DATASET EXCERPTS »
#####

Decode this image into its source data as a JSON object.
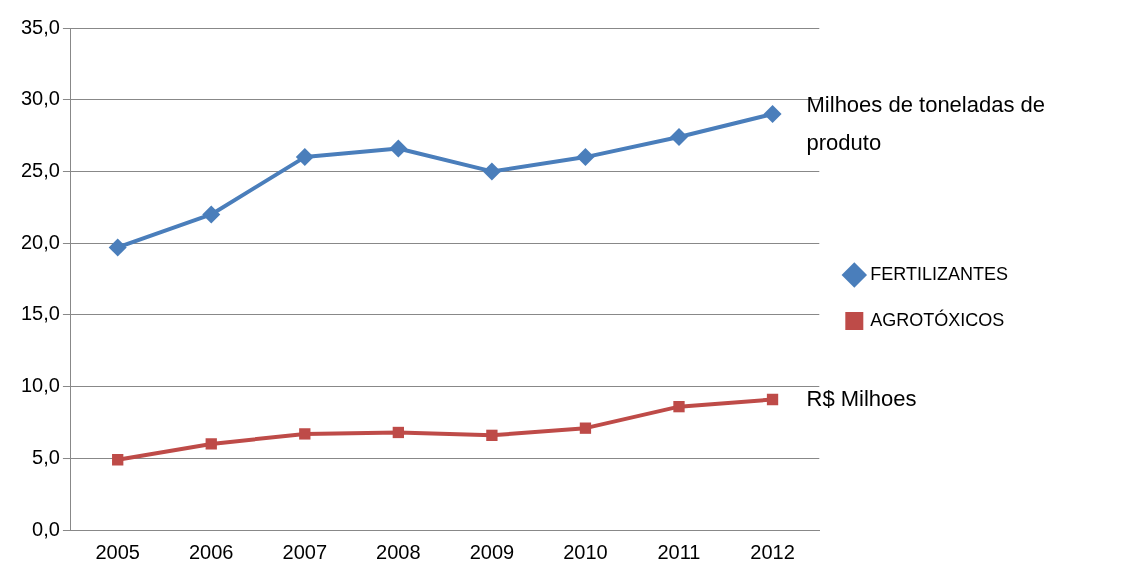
{
  "chart_data": {
    "type": "line",
    "categories": [
      "2005",
      "2006",
      "2007",
      "2008",
      "2009",
      "2010",
      "2011",
      "2012"
    ],
    "series": [
      {
        "name": "FERTILIZANTES",
        "color": "#4a7ebb",
        "marker": "diamond",
        "values": [
          19.7,
          22.0,
          26.0,
          26.6,
          25.0,
          26.0,
          27.4,
          29.0
        ]
      },
      {
        "name": "AGROTÓXICOS",
        "color": "#be4b48",
        "marker": "square",
        "values": [
          4.9,
          6.0,
          6.7,
          6.8,
          6.6,
          7.1,
          8.6,
          9.1
        ]
      }
    ],
    "ylim": [
      0,
      35
    ],
    "yticks": [
      {
        "value": 0,
        "label": "0,0"
      },
      {
        "value": 5,
        "label": "5,0"
      },
      {
        "value": 10,
        "label": "10,0"
      },
      {
        "value": 15,
        "label": "15,0"
      },
      {
        "value": 20,
        "label": "20,0"
      },
      {
        "value": 25,
        "label": "25,0"
      },
      {
        "value": 30,
        "label": "30,0"
      },
      {
        "value": 35,
        "label": "35,0"
      }
    ],
    "grid": "y",
    "legend": "right",
    "line_style": "solid",
    "annotations": [
      {
        "text": "Milhoes de toneladas de produto",
        "x": "2012",
        "y": 29.0
      },
      {
        "text": "R$ Milhoes",
        "x": "2012",
        "y": 9.1
      }
    ]
  }
}
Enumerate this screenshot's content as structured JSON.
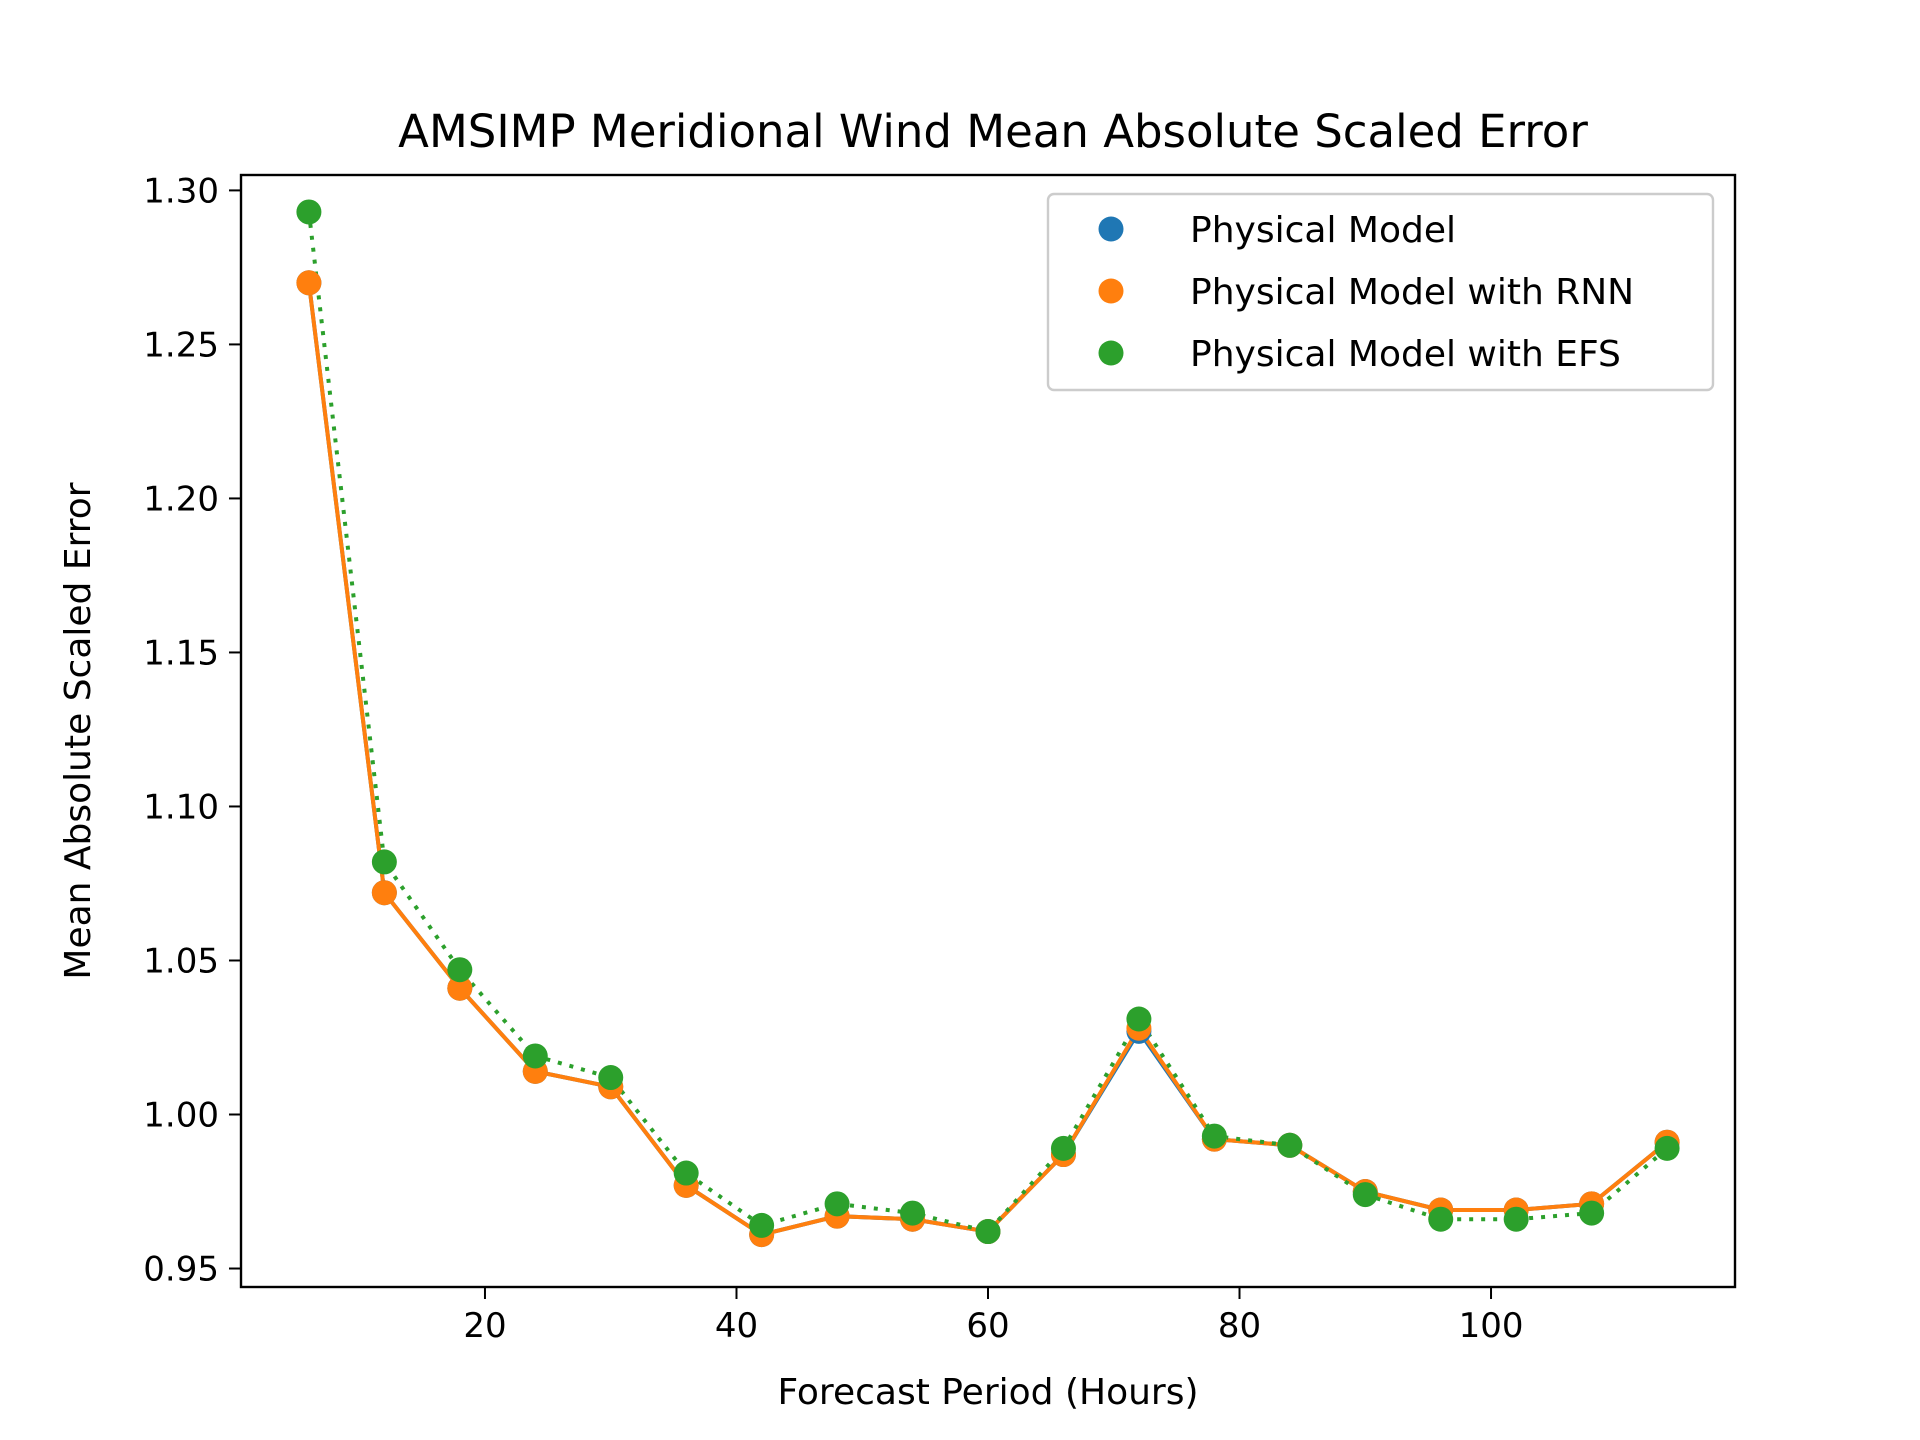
{
  "chart_data": {
    "type": "line",
    "title": "AMSIMP Meridional Wind Mean Absolute Scaled Error",
    "xlabel": "Forecast Period (Hours)",
    "ylabel": "Mean Absolute Scaled Error",
    "xlim": [
      0.6,
      119.4
    ],
    "ylim": [
      0.944,
      1.305
    ],
    "xticks": [
      20,
      40,
      60,
      80,
      100
    ],
    "yticks": [
      0.95,
      1.0,
      1.05,
      1.1,
      1.15,
      1.2,
      1.25,
      1.3
    ],
    "xtick_labels": [
      "20",
      "40",
      "60",
      "80",
      "100"
    ],
    "ytick_labels": [
      "0.95",
      "1.00",
      "1.05",
      "1.10",
      "1.15",
      "1.20",
      "1.25",
      "1.30"
    ],
    "grid": false,
    "legend_position": "upper right",
    "x": [
      6,
      12,
      18,
      24,
      30,
      36,
      42,
      48,
      54,
      60,
      66,
      72,
      78,
      84,
      90,
      96,
      102,
      108,
      114
    ],
    "series": [
      {
        "name": "Physical Model",
        "color": "#1f77b4",
        "line_style": "solid",
        "values": [
          1.27,
          1.072,
          1.041,
          1.014,
          1.009,
          0.977,
          0.961,
          0.967,
          0.966,
          0.962,
          0.987,
          1.027,
          0.992,
          0.99,
          0.975,
          0.969,
          0.969,
          0.971,
          0.991
        ]
      },
      {
        "name": "Physical Model with RNN",
        "color": "#ff7f0e",
        "line_style": "solid",
        "values": [
          1.27,
          1.072,
          1.041,
          1.014,
          1.009,
          0.977,
          0.961,
          0.967,
          0.966,
          0.962,
          0.987,
          1.028,
          0.992,
          0.99,
          0.975,
          0.969,
          0.969,
          0.971,
          0.991
        ]
      },
      {
        "name": "Physical Model with EFS",
        "color": "#2ca02c",
        "line_style": "dotted",
        "values": [
          1.293,
          1.082,
          1.047,
          1.019,
          1.012,
          0.981,
          0.964,
          0.971,
          0.968,
          0.962,
          0.989,
          1.031,
          0.993,
          0.99,
          0.974,
          0.966,
          0.966,
          0.968,
          0.989
        ]
      }
    ]
  }
}
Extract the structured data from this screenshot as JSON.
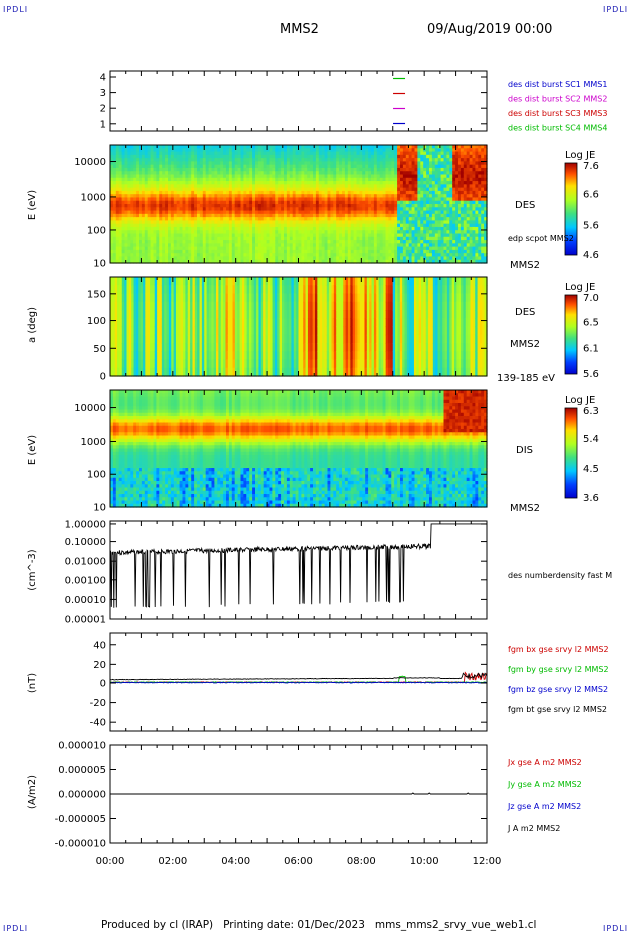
{
  "corner_mark": "IPDLI",
  "header": {
    "spacecraft": "MMS2",
    "date": "09/Aug/2019 00:00"
  },
  "footer": "Produced by cl (IRAP)   Printing date: 01/Dec/2023   mms_mms2_srvy_vue_web1.cl",
  "time_axis": {
    "ticks": [
      "00:00",
      "02:00",
      "04:00",
      "06:00",
      "08:00",
      "10:00",
      "12:00"
    ],
    "range_hours": [
      0,
      12
    ]
  },
  "colors": {
    "blue": "#0000cc",
    "magenta": "#cc00cc",
    "red": "#cc0000",
    "green": "#00bb00",
    "black": "#000000"
  },
  "chart_data": [
    {
      "type": "line",
      "panel": "spacecraft-position",
      "yticks": [
        "4",
        "3",
        "2",
        "1"
      ],
      "ylim": [
        0.5,
        4.5
      ],
      "legend": [
        {
          "label": "des dist burst SC1 MMS1",
          "color": "#0000cc",
          "y": 1
        },
        {
          "label": "des dist burst SC2 MMS2",
          "color": "#cc00cc",
          "y": 2
        },
        {
          "label": "des dist burst SC3 MMS3",
          "color": "#cc0000",
          "y": 3
        },
        {
          "label": "des dist burst SC4 MMS4",
          "color": "#00bb00",
          "y": 4
        }
      ],
      "marker_hour": 9.2
    },
    {
      "type": "heatmap",
      "panel": "des-energy",
      "ylabel": "E (eV)",
      "yticks": [
        "10000",
        "1000",
        "100",
        "10"
      ],
      "scale": "log",
      "ylim": [
        10,
        30000
      ],
      "right_labels": [
        "DES",
        "edp scpot MMS2",
        "MMS2"
      ],
      "colorbar": {
        "title": "Log JE",
        "ticks": [
          "7.6",
          "6.6",
          "5.6",
          "4.6"
        ]
      }
    },
    {
      "type": "heatmap",
      "panel": "des-pitch-angle",
      "ylabel": "a (deg)",
      "yticks": [
        "150",
        "100",
        "50",
        "0"
      ],
      "ylim": [
        0,
        180
      ],
      "right_labels": [
        "DES",
        "MMS2",
        "139-185 eV"
      ],
      "colorbar": {
        "title": "Log JE",
        "ticks": [
          "7.0",
          "6.5",
          "6.1",
          "5.6"
        ]
      }
    },
    {
      "type": "heatmap",
      "panel": "dis-energy",
      "ylabel": "E (eV)",
      "yticks": [
        "10000",
        "1000",
        "100",
        "10"
      ],
      "scale": "log",
      "ylim": [
        10,
        30000
      ],
      "right_labels": [
        "DIS",
        "MMS2"
      ],
      "colorbar": {
        "title": "Log JE",
        "ticks": [
          "6.3",
          "5.4",
          "4.5",
          "3.6"
        ]
      }
    },
    {
      "type": "line",
      "panel": "density",
      "ylabel": "(cm^-3)",
      "yticks": [
        "1.00000",
        "0.10000",
        "0.01000",
        "0.00100",
        "0.00010",
        "0.00001"
      ],
      "scale": "log",
      "ylim": [
        1e-05,
        1
      ],
      "series": [
        {
          "name": "des numberdensity fast M",
          "color": "#000000"
        }
      ]
    },
    {
      "type": "line",
      "panel": "magnetic-field",
      "ylabel": "(nT)",
      "yticks": [
        "40",
        "20",
        "0",
        "-20",
        "-40"
      ],
      "ylim": [
        -50,
        50
      ],
      "series": [
        {
          "name": "fgm bx gse srvy l2 MMS2",
          "color": "#cc0000"
        },
        {
          "name": "fgm by gse srvy l2 MMS2",
          "color": "#00bb00"
        },
        {
          "name": "fgm bz gse srvy l2 MMS2",
          "color": "#0000cc"
        },
        {
          "name": "fgm bt gse srvy l2 MMS2",
          "color": "#000000"
        }
      ]
    },
    {
      "type": "line",
      "panel": "current-density",
      "ylabel": "(A/m2)",
      "yticks": [
        "0.000010",
        "0.000005",
        "0.000000",
        "-0.000005",
        "-0.000010"
      ],
      "ylim": [
        -1e-05,
        1e-05
      ],
      "series": [
        {
          "name": "Jx gse A m2 MMS2",
          "color": "#cc0000"
        },
        {
          "name": "Jy gse A m2 MMS2",
          "color": "#00bb00"
        },
        {
          "name": "Jz gse A m2 MMS2",
          "color": "#0000cc"
        },
        {
          "name": "J A m2 MMS2",
          "color": "#000000"
        }
      ]
    }
  ]
}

#####

Copy out each line of the records that holds the string "JSON".

Decode this image into its source data as a JSON object.
Enumerate this screenshot's content as structured JSON.
Extract the structured data from this screenshot as JSON.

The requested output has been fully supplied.